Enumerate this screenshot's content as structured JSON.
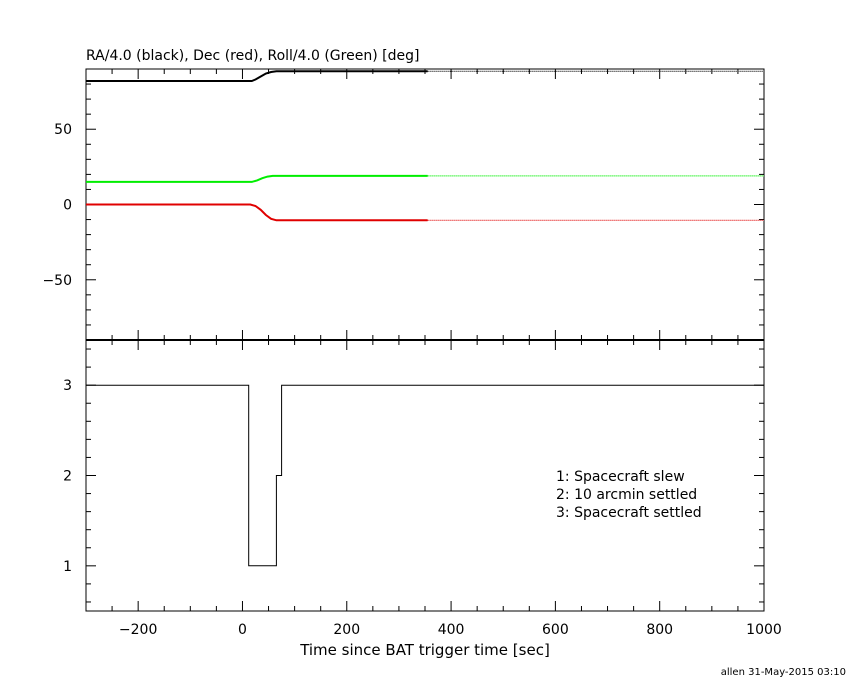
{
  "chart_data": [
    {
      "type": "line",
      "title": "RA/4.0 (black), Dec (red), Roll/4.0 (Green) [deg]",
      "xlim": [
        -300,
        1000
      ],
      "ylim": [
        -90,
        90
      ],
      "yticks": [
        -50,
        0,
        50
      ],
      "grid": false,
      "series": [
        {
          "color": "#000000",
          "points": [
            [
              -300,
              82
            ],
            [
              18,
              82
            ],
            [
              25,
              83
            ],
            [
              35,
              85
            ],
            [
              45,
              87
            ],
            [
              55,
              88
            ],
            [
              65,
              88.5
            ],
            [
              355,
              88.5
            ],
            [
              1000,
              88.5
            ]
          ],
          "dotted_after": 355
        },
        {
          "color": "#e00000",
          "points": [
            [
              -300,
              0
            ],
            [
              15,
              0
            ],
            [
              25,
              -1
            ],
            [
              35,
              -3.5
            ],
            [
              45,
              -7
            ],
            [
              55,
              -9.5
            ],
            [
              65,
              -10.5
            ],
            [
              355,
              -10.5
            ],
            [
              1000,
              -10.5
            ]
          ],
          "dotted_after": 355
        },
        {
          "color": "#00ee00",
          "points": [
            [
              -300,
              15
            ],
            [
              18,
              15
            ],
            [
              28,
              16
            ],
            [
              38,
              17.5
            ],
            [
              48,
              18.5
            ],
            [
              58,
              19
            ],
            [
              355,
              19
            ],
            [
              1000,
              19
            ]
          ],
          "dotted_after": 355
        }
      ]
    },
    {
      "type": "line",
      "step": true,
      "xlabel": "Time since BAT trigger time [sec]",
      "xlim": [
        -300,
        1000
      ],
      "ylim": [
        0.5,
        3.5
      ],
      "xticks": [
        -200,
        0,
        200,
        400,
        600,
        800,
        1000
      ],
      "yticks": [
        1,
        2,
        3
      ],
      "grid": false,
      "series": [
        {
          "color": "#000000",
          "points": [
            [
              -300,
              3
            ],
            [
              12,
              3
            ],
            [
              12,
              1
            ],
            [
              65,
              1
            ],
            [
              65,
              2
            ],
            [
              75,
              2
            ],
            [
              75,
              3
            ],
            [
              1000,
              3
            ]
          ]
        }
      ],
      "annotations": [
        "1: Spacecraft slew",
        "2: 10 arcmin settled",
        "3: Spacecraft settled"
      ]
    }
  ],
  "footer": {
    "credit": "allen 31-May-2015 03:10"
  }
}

═══

◆ **GIVEN EXERCISE**
Make an exact copy of the data, leaving its pictures out.

◆ **TASK RESPONSE**
Enumerate this screenshot's content as structured JSON.
{
  "chart_data": [
    {
      "type": "line",
      "title": "RA/4.0 (black), Dec (red), Roll/4.0 (Green) [deg]",
      "xlim": [
        -300,
        1000
      ],
      "ylim": [
        -90,
        90
      ],
      "yticks": [
        -50,
        0,
        50
      ],
      "grid": false,
      "series": [
        {
          "color": "#000000",
          "points": [
            [
              -300,
              82
            ],
            [
              18,
              82
            ],
            [
              25,
              83
            ],
            [
              35,
              85
            ],
            [
              45,
              87
            ],
            [
              55,
              88
            ],
            [
              65,
              88.5
            ],
            [
              355,
              88.5
            ],
            [
              1000,
              88.5
            ]
          ],
          "dotted_after": 355
        },
        {
          "color": "#e00000",
          "points": [
            [
              -300,
              0
            ],
            [
              15,
              0
            ],
            [
              25,
              -1
            ],
            [
              35,
              -3.5
            ],
            [
              45,
              -7
            ],
            [
              55,
              -9.5
            ],
            [
              65,
              -10.5
            ],
            [
              355,
              -10.5
            ],
            [
              1000,
              -10.5
            ]
          ],
          "dotted_after": 355
        },
        {
          "color": "#00ee00",
          "points": [
            [
              -300,
              15
            ],
            [
              18,
              15
            ],
            [
              28,
              16
            ],
            [
              38,
              17.5
            ],
            [
              48,
              18.5
            ],
            [
              58,
              19
            ],
            [
              355,
              19
            ],
            [
              1000,
              19
            ]
          ],
          "dotted_after": 355
        }
      ]
    },
    {
      "type": "line",
      "step": true,
      "xlabel": "Time since BAT trigger time [sec]",
      "xlim": [
        -300,
        1000
      ],
      "ylim": [
        0.5,
        3.5
      ],
      "xticks": [
        -200,
        0,
        200,
        400,
        600,
        800,
        1000
      ],
      "yticks": [
        1,
        2,
        3
      ],
      "grid": false,
      "series": [
        {
          "color": "#000000",
          "points": [
            [
              -300,
              3
            ],
            [
              12,
              3
            ],
            [
              12,
              1
            ],
            [
              65,
              1
            ],
            [
              65,
              2
            ],
            [
              75,
              2
            ],
            [
              75,
              3
            ],
            [
              1000,
              3
            ]
          ]
        }
      ],
      "annotations": [
        "1: Spacecraft slew",
        "2: 10 arcmin settled",
        "3: Spacecraft settled"
      ]
    }
  ],
  "footer": {
    "credit": "allen 31-May-2015 03:10"
  }
}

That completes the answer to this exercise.